PROBLEM DETAILS - Starting with the line that contains "(56, 0, 328, 9)" and going on through the line that contains "nav-chovne-feny[interactable]: Chovné feny", write out those lines again with "grid-row" substituted for "table-row" and nothing else changed.
======== TASK INPUTS ========
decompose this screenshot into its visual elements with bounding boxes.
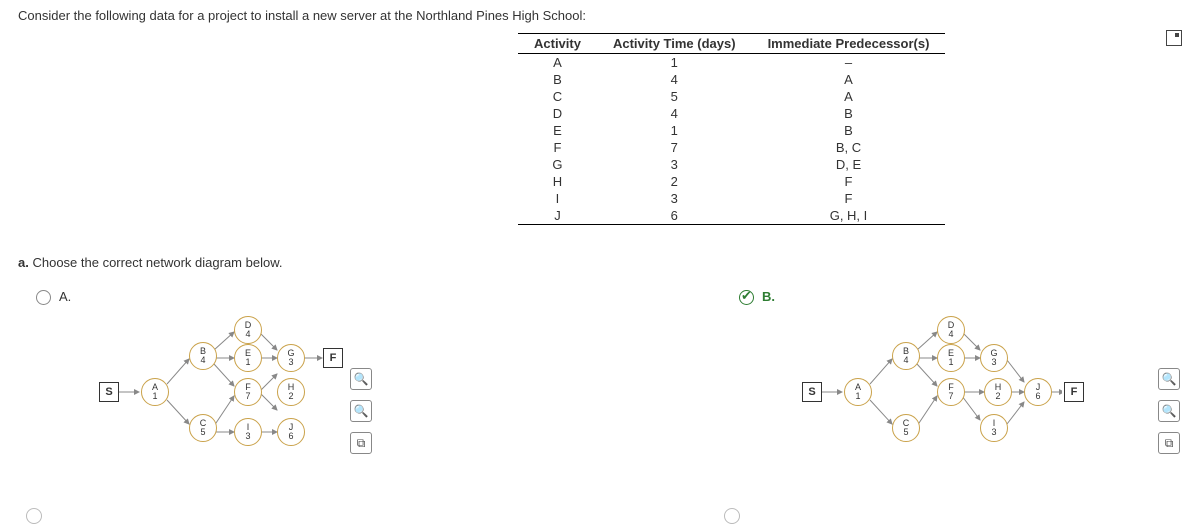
node-b: B4 (189, 342, 217, 370)
node-a: A1 (844, 378, 872, 406)
next-option-hint (26, 508, 42, 524)
radio-b[interactable] (739, 290, 754, 305)
table-row: J6G, H, I (518, 207, 945, 225)
zoom-in-icon[interactable]: 🔍 (1158, 368, 1180, 390)
table-row: G3D, E (518, 156, 945, 173)
node-i: I3 (234, 418, 262, 446)
table-row: B4A (518, 71, 945, 88)
node-a: A1 (141, 378, 169, 406)
node-b: B4 (892, 342, 920, 370)
option-a-label: A. (59, 289, 359, 304)
table-row: I3F (518, 190, 945, 207)
node-c: C5 (189, 414, 217, 442)
diagram-a: S A1 B4 C5 D4 E1 F7 I3 G3 H2 J6 F (99, 314, 359, 454)
diagram-b-tools: 🔍 🔍 ⧉ (1158, 368, 1180, 454)
node-e: E1 (937, 344, 965, 372)
node-f: F7 (937, 378, 965, 406)
option-a[interactable]: A. (36, 288, 359, 454)
node-d: D4 (937, 316, 965, 344)
node-h: H2 (984, 378, 1012, 406)
finish-node: F (1064, 382, 1084, 402)
node-i: I3 (980, 414, 1008, 442)
node-g: G3 (980, 344, 1008, 372)
col-time: Activity Time (days) (597, 34, 752, 54)
next-option-hint (724, 508, 740, 524)
zoom-in-icon[interactable]: 🔍 (350, 368, 372, 390)
table-row: A1– (518, 54, 945, 72)
table-row: F7B, C (518, 139, 945, 156)
col-activity: Activity (518, 34, 597, 54)
radio-a[interactable] (36, 290, 51, 305)
option-b[interactable]: B. (739, 288, 1062, 454)
node-e: E1 (234, 344, 262, 372)
question-prompt: Consider the following data for a projec… (18, 8, 1182, 23)
table-row: D4B (518, 105, 945, 122)
start-node: S (99, 382, 119, 402)
option-b-label: B. (762, 289, 1062, 304)
zoom-out-icon[interactable]: 🔍 (350, 400, 372, 422)
diagram-b: S A1 B4 C5 D4 E1 F7 G3 H2 I3 J6 F (802, 314, 1062, 454)
col-pred: Immediate Predecessor(s) (752, 34, 946, 54)
node-h: H2 (277, 378, 305, 406)
flag-icon[interactable] (1166, 30, 1182, 46)
table-row: C5A (518, 88, 945, 105)
start-node: S (802, 382, 822, 402)
node-c: C5 (892, 414, 920, 442)
node-d: D4 (234, 316, 262, 344)
finish-node: F (323, 348, 343, 368)
node-f: F7 (234, 378, 262, 406)
node-j: J6 (277, 418, 305, 446)
activity-table: Activity Activity Time (days) Immediate … (518, 33, 1182, 225)
diagram-a-tools: 🔍 🔍 ⧉ (350, 368, 372, 454)
popout-icon[interactable]: ⧉ (350, 432, 372, 454)
part-a: a. Choose the correct network diagram be… (18, 255, 1182, 270)
zoom-out-icon[interactable]: 🔍 (1158, 400, 1180, 422)
popout-icon[interactable]: ⧉ (1158, 432, 1180, 454)
table-row: E1B (518, 122, 945, 139)
node-g: G3 (277, 344, 305, 372)
node-j: J6 (1024, 378, 1052, 406)
table-row: H2F (518, 173, 945, 190)
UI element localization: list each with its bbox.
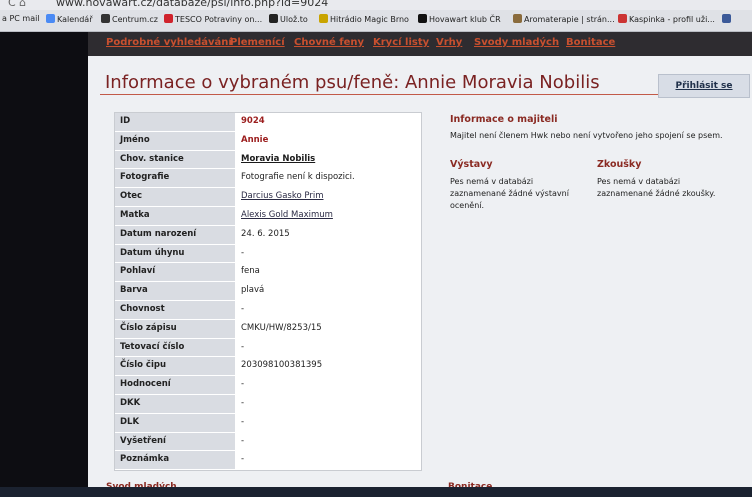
address-url[interactable]: www.hovawart.cz/databaze/psi/info.php?id… (56, 0, 328, 9)
table-row: Pohlaví fena (115, 263, 421, 283)
table-row: DLK - (115, 413, 421, 433)
nav-chovne-feny[interactable]: Chovné feny (294, 37, 364, 48)
nav-bonitace[interactable]: Bonitace (566, 37, 615, 48)
kaspinka-icon (618, 14, 627, 23)
page-content: Podrobné vyhledávání Plemenící Chovné fe… (88, 32, 752, 492)
table-row: Otec Darcius Gasko Prim (115, 188, 421, 207)
ulozto-icon (269, 14, 278, 23)
bookmark-item[interactable] (722, 14, 733, 24)
table-row: Chov. stanice Moravia Nobilis (115, 150, 421, 170)
kennel-link[interactable]: Moravia Nobilis (241, 151, 315, 168)
centrum-icon (101, 14, 110, 23)
father-link[interactable]: Darcius Gasko Prim (241, 188, 323, 205)
nav-kryci-listy[interactable]: Krycí listy (373, 37, 429, 48)
nav-plemenici[interactable]: Plemenící (230, 37, 285, 48)
mother-link[interactable]: Alexis Gold Maximum (241, 207, 333, 224)
table-row: Datum narození 24. 6. 2015 (115, 225, 421, 245)
bookmark-item[interactable]: Hitrádio Magic Brno (319, 14, 409, 24)
bookmark-item[interactable]: Kalendář (46, 14, 93, 24)
bookmark-item[interactable]: a PC mail (2, 14, 40, 23)
reload-icon[interactable]: C ⌂ (8, 0, 26, 9)
title-divider (100, 94, 662, 95)
table-row: Datum úhynu - (115, 244, 421, 264)
bookmark-item[interactable]: TESCO Potraviny on... (164, 14, 262, 24)
table-row: Tetovací číslo - (115, 338, 421, 358)
table-row: Matka Alexis Gold Maximum (115, 206, 421, 226)
shows-heading: Výstavy (450, 159, 493, 170)
nav-vrhy[interactable]: Vrhy (436, 37, 462, 48)
table-row: Jméno Annie (115, 131, 421, 151)
exams-heading: Zkoušky (597, 159, 642, 170)
table-row: Fotografie Fotografie není k dispozici. (115, 169, 421, 189)
table-row: Hodnocení - (115, 376, 421, 395)
page-title: Informace o vybraném psu/feně: Annie Mor… (105, 72, 600, 93)
bookmark-item[interactable]: Centrum.cz (101, 14, 158, 24)
login-button[interactable]: Přihlásit se (658, 74, 750, 98)
table-row: ID 9024 (115, 113, 421, 132)
table-row: Barva plavá (115, 282, 421, 301)
bookmark-item[interactable]: Ulož.to (269, 14, 308, 24)
table-row: Vyšetření - (115, 432, 421, 452)
exams-text: Pes nemá v databázi zaznamenané žádné zk… (597, 177, 716, 198)
facebook-icon (722, 14, 731, 23)
nav-podrobne-vyhledavani[interactable]: Podrobné vyhledávání (106, 37, 232, 48)
hovawart-icon (418, 14, 427, 23)
calendar-icon (46, 14, 55, 23)
owner-text: Majitel není členem Hwk nebo není vytvoř… (450, 131, 723, 140)
radio-icon (319, 14, 328, 23)
bookmarks-bar: a PC mail Kalendář Centrum.cz TESCO Potr… (0, 10, 752, 32)
main-navigation: Podrobné vyhledávání Plemenící Chovné fe… (88, 32, 752, 56)
bookmark-item[interactable]: Aromaterapie | strán... (513, 14, 615, 24)
table-row: Chovnost - (115, 300, 421, 320)
dark-side-panel (0, 32, 88, 497)
table-row: Číslo zápisu CMKU/HW/8253/15 (115, 319, 421, 339)
bookmark-item[interactable]: Kaspinka - profil uži... (618, 14, 715, 24)
aroma-icon (513, 14, 522, 23)
table-row: Číslo čipu 203098100381395 (115, 357, 421, 377)
shows-text: Pes nemá v databázi zaznamenané žádné vý… (450, 177, 569, 210)
bookmark-item[interactable]: Hovawart klub ČR (418, 14, 501, 24)
browser-address-bar[interactable]: C ⌂ www.hovawart.cz/databaze/psi/info.ph… (0, 0, 752, 10)
nav-svody-mladych[interactable]: Svody mladých (474, 37, 559, 48)
table-row: DKK - (115, 394, 421, 414)
table-row: Poznámka - (115, 451, 421, 471)
owner-heading: Informace o majiteli (450, 114, 558, 125)
dog-details-table: ID 9024 Jméno Annie Chov. stanice Moravia N… (114, 112, 422, 472)
taskbar (0, 487, 752, 497)
tesco-icon (164, 14, 173, 23)
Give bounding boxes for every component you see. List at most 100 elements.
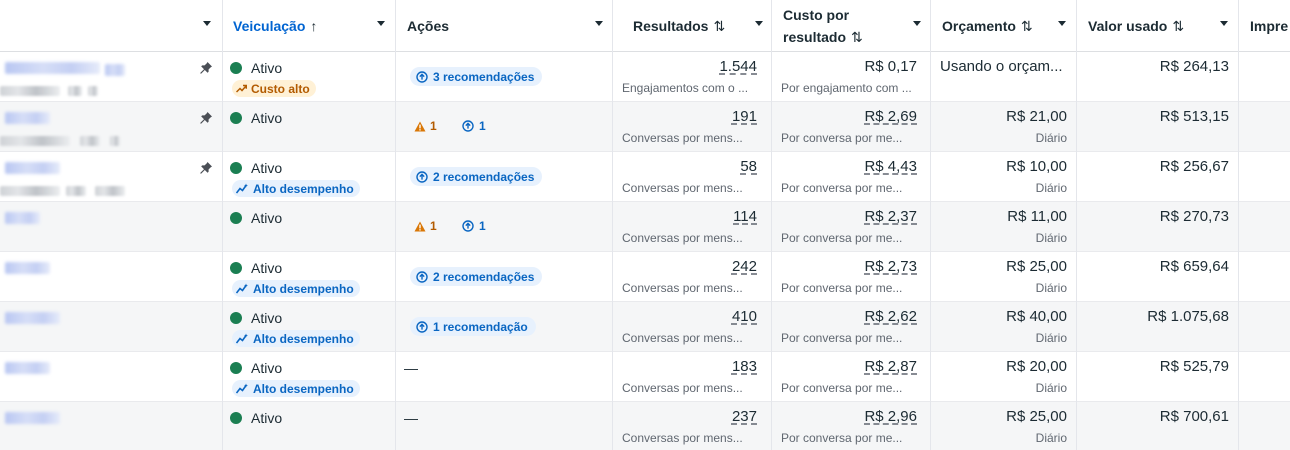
campaign-name-blurred[interactable] [5,312,60,324]
budget-value[interactable]: R$ 25,00 [1006,258,1067,275]
table-row[interactable]: Ativo 1 1 191 Conversas por mens... R$ 2,69 Po… [0,102,1290,152]
chevron-down-icon[interactable] [1058,21,1066,26]
campaign-name-blurred[interactable] [105,64,125,76]
budget-value[interactable]: Usando o orçam... [940,58,1063,75]
recommendations-button[interactable]: 1 [462,219,486,233]
cost-per-result-value[interactable]: R$ 2,69 [864,108,917,125]
chevron-down-icon[interactable] [203,21,211,26]
column-divider[interactable] [612,0,613,450]
column-divider[interactable] [1238,0,1239,450]
table-row[interactable]: Ativo Alto desempenho 2 recomendações 242 Co… [0,252,1290,302]
campaign-name-blurred[interactable] [5,362,50,374]
budget-value[interactable]: R$ 21,00 [1006,108,1067,125]
table-row[interactable]: Ativo — 237 Conversas por mens... R$ 2,96 Por… [0,402,1290,450]
budget-value[interactable]: R$ 25,00 [1006,408,1067,425]
high-performance-badge[interactable]: Alto desempenho [232,330,360,347]
sort-icon[interactable]: ⇅ [851,29,863,46]
sort-icon[interactable]: ⇅ [713,18,725,35]
column-divider[interactable] [222,0,223,450]
delivery-status: Ativo [230,410,282,426]
results-type: Conversas por mens... [622,281,743,295]
recommendations-button[interactable]: 2 recomendações [410,267,543,286]
high-performance-badge[interactable]: Alto desempenho [232,380,360,397]
table-row[interactable]: Ativo Custo alto 3 recomendações 1.544 Engaj… [0,52,1290,102]
column-divider[interactable] [771,0,772,450]
column-divider[interactable] [1076,0,1077,450]
arrow-circle-up-icon [416,270,433,283]
column-header-budget[interactable]: Orçamento ⇅ [942,0,1033,52]
budget-value[interactable]: R$ 20,00 [1006,358,1067,375]
cost-per-result-value[interactable]: R$ 2,73 [864,258,917,275]
no-actions: — [404,360,418,376]
chevron-down-icon[interactable] [377,21,385,26]
results-value[interactable]: 114 [733,208,757,225]
table-row[interactable]: Ativo Alto desempenho 2 recomendações 58 Con… [0,152,1290,202]
budget-value[interactable]: R$ 10,00 [1006,158,1067,175]
table-row[interactable]: Ativo Alto desempenho — 183 Conversas por me… [0,352,1290,402]
badge-label: Alto desempenho [253,181,354,196]
warnings-button[interactable]: 1 [414,119,437,133]
column-header-actions[interactable]: Ações [407,0,449,52]
chevron-down-icon[interactable] [595,21,603,26]
cost-per-result-value[interactable]: R$ 0,17 [864,58,917,75]
cost-per-result-value[interactable]: R$ 2,87 [864,358,917,375]
column-header-cost-per-result[interactable]: Custo por resultado ⇅ [783,0,863,52]
cost-per-result-type: Por conversa por me... [781,131,903,145]
budget-value[interactable]: R$ 40,00 [1006,308,1067,325]
campaign-name-blurred[interactable] [5,212,40,224]
table-row[interactable]: Ativo 1 1 114 Conversas por mens... R$ 2,37 Po… [0,202,1290,252]
recommendations-button[interactable]: 2 recomendações [410,167,543,186]
results-value[interactable]: 191 [732,108,757,125]
pin-icon[interactable] [199,161,213,175]
campaign-name-blurred[interactable] [5,162,60,174]
recommendations-button[interactable]: 1 recomendação [410,317,536,336]
results-value[interactable]: 58 [740,158,757,175]
campaign-name-blurred[interactable] [5,112,50,124]
high-cost-badge[interactable]: Custo alto [232,80,316,97]
delivery-status: Ativo [230,210,282,226]
cost-per-result-value[interactable]: R$ 2,62 [864,308,917,325]
cost-per-result-value[interactable]: R$ 2,37 [864,208,917,225]
table-row[interactable]: Ativo Alto desempenho 1 recomendação 410 Con… [0,302,1290,352]
chevron-down-icon[interactable] [1220,21,1228,26]
high-performance-badge[interactable]: Alto desempenho [232,280,360,297]
results-value[interactable]: 1.544 [719,58,757,75]
column-divider[interactable] [930,0,931,450]
recommendations-label: 1 recomendação [433,319,528,334]
cost-per-result-type: Por engajamento com ... [781,81,912,95]
column-header-results[interactable]: Resultados ⇅ [633,0,725,52]
amount-spent-value: R$ 513,15 [1159,108,1229,125]
sort-icon[interactable]: ⇅ [1172,18,1184,35]
chevron-down-icon[interactable] [755,21,763,26]
recommendations-button[interactable]: 3 recomendações [410,67,543,86]
chevron-down-icon[interactable] [913,21,921,26]
cost-per-result-value[interactable]: R$ 2,96 [864,408,917,425]
no-actions: — [404,410,418,426]
warnings-button[interactable]: 1 [414,219,437,233]
results-value[interactable]: 237 [732,408,757,425]
column-header-delivery[interactable]: Veiculação ↑ [233,0,317,52]
results-value[interactable]: 183 [732,358,757,375]
high-performance-badge[interactable]: Alto desempenho [232,180,360,197]
sort-ascending-icon[interactable]: ↑ [310,18,317,34]
actions-header-label: Ações [407,18,450,34]
cost-per-result-value[interactable]: R$ 4,43 [864,158,917,175]
column-header-amount-spent[interactable]: Valor usado ⇅ [1088,0,1184,52]
campaign-name-blurred[interactable] [5,262,50,274]
sparkline-icon [236,283,253,294]
column-divider[interactable] [395,0,396,450]
campaign-name-blurred[interactable] [5,62,100,74]
recommendations-button[interactable]: 1 [462,119,486,133]
pin-icon[interactable] [199,111,213,125]
results-value[interactable]: 242 [732,258,757,275]
campaign-table: Veiculação ↑ Ações Resultados ⇅ Custo po… [0,0,1290,450]
results-type: Conversas por mens... [622,181,743,195]
column-header-impressions[interactable]: Impre [1250,0,1288,52]
budget-value[interactable]: R$ 11,00 [1007,208,1067,225]
cost-per-result-type: Por conversa por me... [781,181,903,195]
sort-icon[interactable]: ⇅ [1021,18,1033,35]
delivery-status: Ativo [230,160,282,176]
pin-icon[interactable] [199,61,213,75]
results-value[interactable]: 410 [732,308,757,325]
campaign-name-blurred[interactable] [5,412,60,424]
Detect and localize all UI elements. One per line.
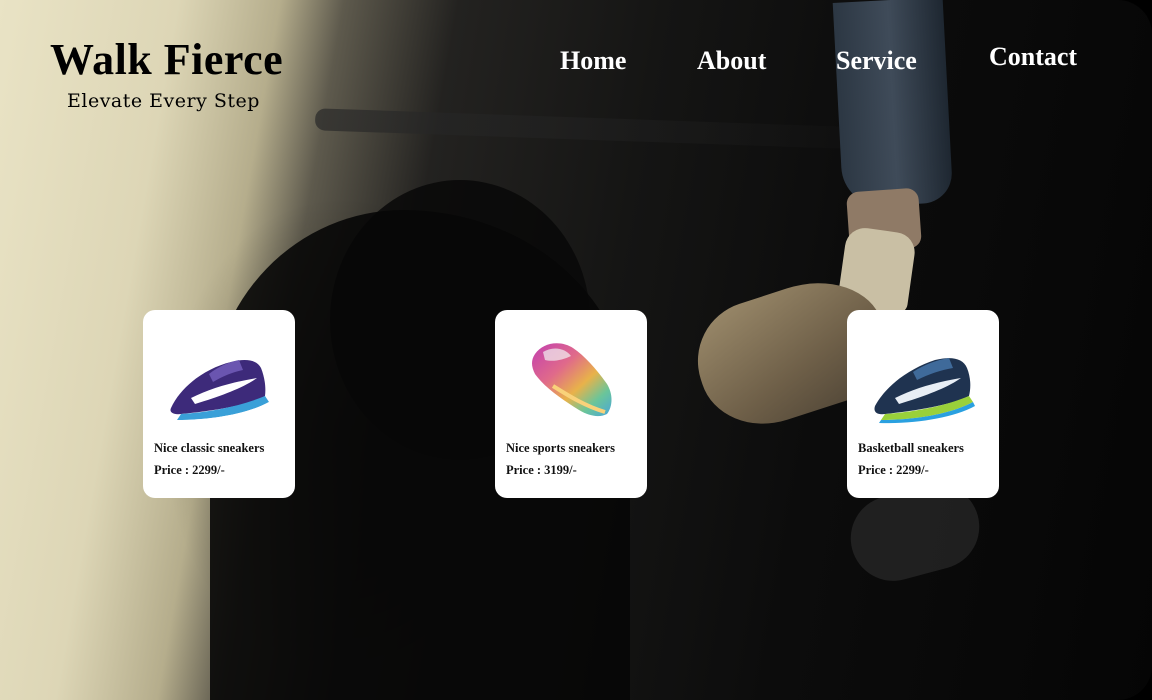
========
TASK RESULT -
address-url[interactable]: www.hovawart.cz/databaze/psi/info.php?id… (56, 0, 328, 9)
grid-row: Pohlaví fena (115, 263, 421, 283)
grid-row: DLK - (115, 413, 421, 433)
nav-chovne-feny[interactable]: Chovné feny (294, 37, 364, 48)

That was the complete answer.